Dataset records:
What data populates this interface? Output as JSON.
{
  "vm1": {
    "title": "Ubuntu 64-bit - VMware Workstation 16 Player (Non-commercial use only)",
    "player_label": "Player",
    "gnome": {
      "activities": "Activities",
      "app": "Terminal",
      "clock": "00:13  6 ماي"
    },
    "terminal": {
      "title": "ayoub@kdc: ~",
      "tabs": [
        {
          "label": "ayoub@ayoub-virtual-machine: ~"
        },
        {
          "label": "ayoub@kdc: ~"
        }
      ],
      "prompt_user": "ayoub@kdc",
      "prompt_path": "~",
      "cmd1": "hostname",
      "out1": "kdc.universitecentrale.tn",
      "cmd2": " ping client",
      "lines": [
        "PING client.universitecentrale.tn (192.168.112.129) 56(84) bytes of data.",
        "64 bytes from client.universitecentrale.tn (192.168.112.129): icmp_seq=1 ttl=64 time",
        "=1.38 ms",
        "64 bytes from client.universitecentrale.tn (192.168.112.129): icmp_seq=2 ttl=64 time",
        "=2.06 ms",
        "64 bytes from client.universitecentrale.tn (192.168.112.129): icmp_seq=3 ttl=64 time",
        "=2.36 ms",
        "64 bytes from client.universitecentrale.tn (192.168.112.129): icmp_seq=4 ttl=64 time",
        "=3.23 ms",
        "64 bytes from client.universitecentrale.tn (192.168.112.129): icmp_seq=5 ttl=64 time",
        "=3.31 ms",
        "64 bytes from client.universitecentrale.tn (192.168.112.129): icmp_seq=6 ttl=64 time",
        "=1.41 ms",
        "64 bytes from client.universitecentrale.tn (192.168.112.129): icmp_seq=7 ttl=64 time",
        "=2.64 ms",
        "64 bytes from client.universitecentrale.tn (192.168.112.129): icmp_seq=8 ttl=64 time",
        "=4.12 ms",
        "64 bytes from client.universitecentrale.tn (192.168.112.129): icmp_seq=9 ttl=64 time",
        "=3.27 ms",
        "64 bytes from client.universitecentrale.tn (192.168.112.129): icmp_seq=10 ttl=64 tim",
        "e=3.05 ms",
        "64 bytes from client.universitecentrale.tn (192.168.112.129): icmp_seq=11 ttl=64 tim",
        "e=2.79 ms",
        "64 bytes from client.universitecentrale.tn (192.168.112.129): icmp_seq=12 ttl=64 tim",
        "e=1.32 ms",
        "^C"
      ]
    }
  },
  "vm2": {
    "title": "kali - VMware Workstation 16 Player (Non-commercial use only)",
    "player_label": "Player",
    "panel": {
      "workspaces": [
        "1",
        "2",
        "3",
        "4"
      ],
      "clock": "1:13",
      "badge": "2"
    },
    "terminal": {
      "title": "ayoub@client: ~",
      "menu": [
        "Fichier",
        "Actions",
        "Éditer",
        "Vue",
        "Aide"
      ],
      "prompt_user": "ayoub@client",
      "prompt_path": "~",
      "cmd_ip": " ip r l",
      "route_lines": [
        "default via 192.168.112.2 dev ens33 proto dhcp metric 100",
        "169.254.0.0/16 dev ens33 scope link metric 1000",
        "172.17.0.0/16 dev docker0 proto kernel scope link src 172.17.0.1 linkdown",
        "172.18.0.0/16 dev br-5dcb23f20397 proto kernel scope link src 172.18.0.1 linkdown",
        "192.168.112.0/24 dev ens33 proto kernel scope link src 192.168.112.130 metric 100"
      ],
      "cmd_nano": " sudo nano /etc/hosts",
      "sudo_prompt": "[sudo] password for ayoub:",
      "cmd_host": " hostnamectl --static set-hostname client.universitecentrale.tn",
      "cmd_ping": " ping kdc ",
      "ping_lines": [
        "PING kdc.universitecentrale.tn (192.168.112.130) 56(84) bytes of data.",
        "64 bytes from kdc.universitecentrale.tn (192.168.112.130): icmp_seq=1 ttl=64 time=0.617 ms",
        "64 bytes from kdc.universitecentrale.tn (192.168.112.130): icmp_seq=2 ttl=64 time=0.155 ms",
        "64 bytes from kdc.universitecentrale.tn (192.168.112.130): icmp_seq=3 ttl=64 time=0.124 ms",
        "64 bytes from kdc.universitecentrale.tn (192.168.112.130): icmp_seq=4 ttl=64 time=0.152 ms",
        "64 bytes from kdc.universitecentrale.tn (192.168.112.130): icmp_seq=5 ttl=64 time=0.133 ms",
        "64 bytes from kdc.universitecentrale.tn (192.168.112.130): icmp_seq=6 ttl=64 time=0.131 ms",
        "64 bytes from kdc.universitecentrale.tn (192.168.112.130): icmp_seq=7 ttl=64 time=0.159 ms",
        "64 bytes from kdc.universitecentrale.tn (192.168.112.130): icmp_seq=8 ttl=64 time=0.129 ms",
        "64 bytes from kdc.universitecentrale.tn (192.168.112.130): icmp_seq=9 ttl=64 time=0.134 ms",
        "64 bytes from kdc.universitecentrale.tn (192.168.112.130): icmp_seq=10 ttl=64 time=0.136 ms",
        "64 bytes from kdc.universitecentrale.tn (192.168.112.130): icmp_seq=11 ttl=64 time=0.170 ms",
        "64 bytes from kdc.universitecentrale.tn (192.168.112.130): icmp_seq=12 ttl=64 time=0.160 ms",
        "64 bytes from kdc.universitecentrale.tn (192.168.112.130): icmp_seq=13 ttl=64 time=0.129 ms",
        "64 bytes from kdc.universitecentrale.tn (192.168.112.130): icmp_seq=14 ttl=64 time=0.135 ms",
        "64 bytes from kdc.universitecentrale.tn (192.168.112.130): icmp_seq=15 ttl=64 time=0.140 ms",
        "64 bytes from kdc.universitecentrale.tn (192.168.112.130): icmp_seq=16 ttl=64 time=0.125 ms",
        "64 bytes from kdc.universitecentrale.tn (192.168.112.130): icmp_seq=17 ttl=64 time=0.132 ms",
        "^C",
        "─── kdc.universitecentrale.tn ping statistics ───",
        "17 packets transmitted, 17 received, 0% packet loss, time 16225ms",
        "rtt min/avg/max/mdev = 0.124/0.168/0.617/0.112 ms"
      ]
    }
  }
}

# Problem to solve
Tally up the lines in the records that contain the word "kernel" and give only the total.

# Complete response
3